- **Given passage**
■ ■ ■ ■

[openbiblio-dev] Fwd: Cataloguing Bibliographic Data with Natural Language and RDF

Mon Aug 9 21:34:34 UTC 2010

On 10-08-09 19:54, Peter Murray-Rust wrote:
> We do  a lot of NLP here so am happy to give advice.

Thanks! I studied a little bit of this sort of thing at school aeons ago
but my recollections are fuzzy and vague at best so I'm learning all
this anew. I should mention that, at the moment at least, this is a
research project off the critical path of the main bibliographic data
stuff, but it is fun!

>     Before going into implementation details, here's an example of a
>     session:
>
>     [...]
>         
>
> You don't say who generated this. The breadth of language in your
> discourse is the key problem. Is this created by YOU, a set of people
> you are working with or others. If it's under your control you could
> try to steer the community towards a "toy" language - this helps a lot.

■ ■ ■ ■

- **Required tasks**
**1)** Reproduce the part of the mailing-list message on cataloguing with natural language and RDF that runs from "[openbiblio-dev] Fwd: Cataloguing" up to and including "but it is fun!".
**2)** Decide whether each statement agrees with the mailing-list message on cataloguing with natural language and RDF. Answer yes or no for each, and quote the deciding words.
(a) The writer describes the project as lying on the critical path of the main bibliographic data work.
(b) Peter Murray-Rust suggests steering the community toward a "toy" language.
(c) The writer's memories of studying this subject at school are clear.
**3)** Extend the mailing-list message on cataloguing with natural language and RDF, starting after its last sentence.

■ ■ ■ ■

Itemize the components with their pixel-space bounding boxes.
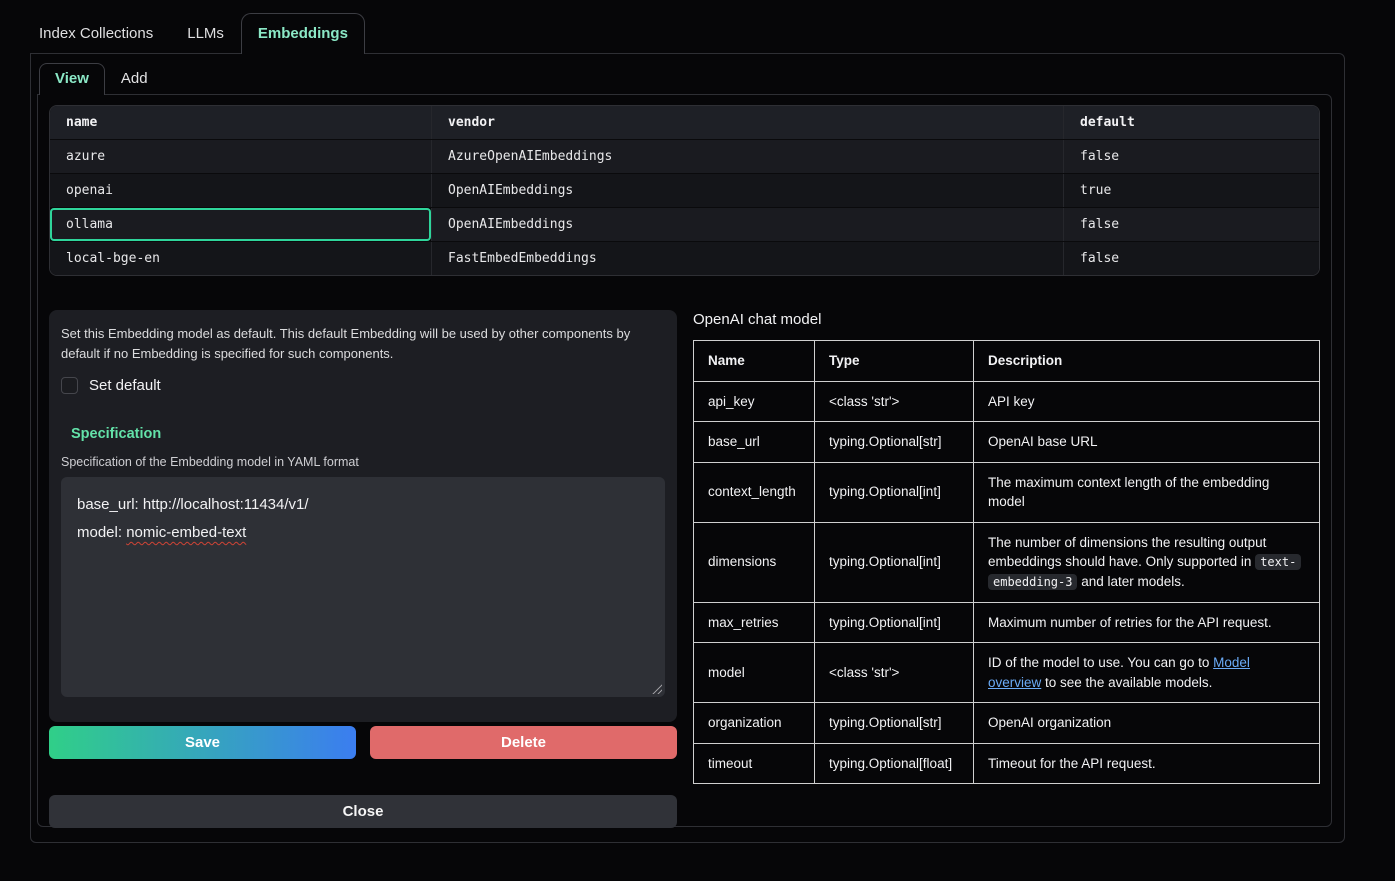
table-row-azure: azureAzureOpenAIEmbeddingsfalse [50,139,1319,173]
schema-description-api-key: API key [974,381,1320,422]
view-tab-panel: namevendordefaultazureAzureOpenAIEmbeddi… [37,94,1332,827]
table-row-ollama: ollamaOpenAIEmbeddingsfalse [50,207,1319,241]
table-row-openai: openaiOpenAIEmbeddingstrue [50,173,1319,207]
embeddings-table-header-row: namevendordefault [50,106,1319,139]
misspelled-word: nomic-embed-text [126,524,246,541]
column-header-vendor[interactable]: vendor [431,106,1063,139]
cell-openai-default[interactable]: true [1063,174,1319,207]
inline-code: text-embedding-3 [988,554,1301,590]
schema-description-model: ID of the model to use. You can go to Mo… [974,643,1320,703]
cell-azure-name[interactable]: azure [50,140,431,173]
schema-type-context-length: typing.Optional[int] [815,462,974,522]
schema-row-organization: organizationtyping.Optional[str]OpenAI o… [694,703,1320,744]
spec-yaml-textarea[interactable]: base_url: http://localhost:11434/v1/ mod… [61,477,665,697]
model-overview-link[interactable]: Model overview [988,655,1250,690]
default-settings-card: Set this Embedding model as default. Thi… [49,310,677,722]
schema-name-dimensions: dimensions [694,522,815,602]
view-add-tab-bar: ViewAdd [31,63,1344,94]
schema-column-header-name: Name [694,341,815,382]
column-header-name[interactable]: name [50,106,431,139]
schema-name-model: model [694,643,815,703]
schema-type-base-url: typing.Optional[str] [815,422,974,463]
delete-button[interactable]: Delete [370,726,677,759]
schema-type-api-key: <class 'str'> [815,381,974,422]
schema-description-organization: OpenAI organization [974,703,1320,744]
main-tab-bar: Index CollectionsLLMsEmbeddings [0,0,1395,53]
set-default-label: Set default [89,377,161,394]
schema-name-context-length: context_length [694,462,815,522]
cell-azure-vendor[interactable]: AzureOpenAIEmbeddings [431,140,1063,173]
set-default-description: Set this Embedding model as default. Thi… [61,324,665,363]
edit-column: Set this Embedding model as default. Thi… [49,310,677,828]
subtab-add[interactable]: Add [105,63,164,95]
tab-index-collections[interactable]: Index Collections [22,13,170,54]
cell-openai-name[interactable]: openai [50,174,431,207]
schema-row-dimensions: dimensionstyping.Optional[int]The number… [694,522,1320,602]
cell-ollama-vendor[interactable]: OpenAIEmbeddings [431,208,1063,241]
resize-handle-icon[interactable] [651,683,662,694]
detail-section: Set this Embedding model as default. Thi… [49,310,1320,828]
schema-column: OpenAI chat model NameTypeDescription ap… [693,310,1320,784]
close-button[interactable]: Close [49,795,677,828]
cell-local-bge-en-name[interactable]: local-bge-en [50,242,431,275]
schema-description-timeout: Timeout for the API request. [974,743,1320,784]
tab-llms[interactable]: LLMs [170,13,241,54]
specification-subtitle: Specification of the Embedding model in … [61,455,665,469]
schema-row-timeout: timeouttyping.Optional[float]Timeout for… [694,743,1320,784]
schema-table-body: api_key<class 'str'>API keybase_urltypin… [694,381,1320,784]
yaml-line-2: model: nomic-embed-text [77,519,649,547]
set-default-row: Set default [61,375,665,395]
cell-ollama-default[interactable]: false [1063,208,1319,241]
schema-row-api-key: api_key<class 'str'>API key [694,381,1320,422]
column-header-default[interactable]: default [1063,106,1319,139]
schema-name-timeout: timeout [694,743,815,784]
schema-column-header-description: Description [974,341,1320,382]
cell-openai-vendor[interactable]: OpenAIEmbeddings [431,174,1063,207]
schema-description-dimensions: The number of dimensions the resulting o… [974,522,1320,602]
schema-type-model: <class 'str'> [815,643,974,703]
schema-row-max-retries: max_retriestyping.Optional[int]Maximum n… [694,602,1320,643]
schema-header-row: NameTypeDescription [694,341,1320,382]
cell-local-bge-en-default[interactable]: false [1063,242,1319,275]
schema-column-header-type: Type [815,341,974,382]
specification-heading: Specification [71,426,665,442]
schema-name-organization: organization [694,703,815,744]
schema-description-max-retries: Maximum number of retries for the API re… [974,602,1320,643]
yaml-line-1: base_url: http://localhost:11434/v1/ [77,491,649,519]
schema-row-model: model<class 'str'>ID of the model to use… [694,643,1320,703]
action-buttons: Save Delete [49,726,677,759]
schema-table-head: NameTypeDescription [694,341,1320,382]
save-button[interactable]: Save [49,726,356,759]
table-row-local-bge-en: local-bge-enFastEmbedEmbeddingsfalse [50,241,1319,275]
embeddings-tab-panel: ViewAdd namevendordefaultazureAzureOpenA… [30,53,1345,843]
schema-table: NameTypeDescription api_key<class 'str'>… [693,340,1320,784]
schema-name-api-key: api_key [694,381,815,422]
embeddings-table: namevendordefaultazureAzureOpenAIEmbeddi… [49,105,1320,276]
schema-panel-title: OpenAI chat model [693,311,1320,328]
schema-type-dimensions: typing.Optional[int] [815,522,974,602]
schema-type-timeout: typing.Optional[float] [815,743,974,784]
cell-azure-default[interactable]: false [1063,140,1319,173]
schema-name-max-retries: max_retries [694,602,815,643]
schema-description-base-url: OpenAI base URL [974,422,1320,463]
cell-ollama-name[interactable]: ollama [50,208,431,241]
schema-type-max-retries: typing.Optional[int] [815,602,974,643]
schema-description-context-length: The maximum context length of the embedd… [974,462,1320,522]
tab-embeddings[interactable]: Embeddings [241,13,365,54]
cell-local-bge-en-vendor[interactable]: FastEmbedEmbeddings [431,242,1063,275]
schema-name-base-url: base_url [694,422,815,463]
schema-type-organization: typing.Optional[str] [815,703,974,744]
subtab-view[interactable]: View [39,63,105,95]
schema-row-context-length: context_lengthtyping.Optional[int]The ma… [694,462,1320,522]
set-default-checkbox[interactable] [61,377,78,394]
schema-row-base-url: base_urltyping.Optional[str]OpenAI base … [694,422,1320,463]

■ ■ ■ ■

- **Answers to the exercise**
**1)**
[openbiblio-dev] Fwd: Cataloguing Bibliographic Data with Natural Language and RDF

Mon Aug 9 21:34:34 UTC 2010

On 10-08-09 19:54, Peter Murray-Rust wrote:
> We do  a lot of NLP here so am happy to give advice.

Thanks! I studied a little bit of this sort of thing at school aeons ago
but my recollections are fuzzy and vague at best so I'm learning all
this anew. I should mention that, at the moment at least, this is a
research project off the critical path of the main bibliographic data
stuff, but it is fun!

**2)**
(a) No: "this is a research project off the critical path of the main bibliographic data stuff"
(b) Yes: "try to steer the community towards a "toy" language - this helps a lot"
(c) No: "my recollections are fuzzy and vague at best"

**3)**
I'm responsible for the input, but I have the robot listening to IRC
channels and whenever I see a construction that looks interesting and
achievable I try to extend the grammar to cover it. No illusions that it
will ever be a general coverage grammar though. If this were to be a
"sanctioned" interface to bibliographica, I'd imagine the input dialogue
page to contain a bunch of example statements that the machine could
understand and a YMMV caveat about straying too far.

> This is known as anaphora
> http://en.wikipedia.org/wiki/Anaphora_%28linguistics%29
> If it's under your control then try to make the discourse avoid
> pronouns. If not you will struggle with:
> "The dog ate part of the book. It is difficult to read it"

Yes. Even without the second "it" sembot will conclude that "the dog is
difficult to read"...

> Another difficult topic is negation:
> "we found it impossible to locate this book"

I wonder how deeply wordnet goes into antonyms. A first pass might be to
look and see if (1) a word has only one synset and then have an
inference rule to generate the negations.

In any event I haven't looked at resolving pronouns within a statement
at all yet, which is obviously necessary for cases like this.

> unless the sentence is very deeply parsed the negation is missed.

Yet harder is that what the speaker probably meant was, "we found it
very difficult to locate this book". I'm not sure where we get to when
we start trying to interpret what the speaker meant as opposed to what
they said.

> NLP is ALWAYS more difficult than you think. I jumped in about 8 years
> ago and thought regexes would solve chemistry. We now use various POS
> taggers and other tools.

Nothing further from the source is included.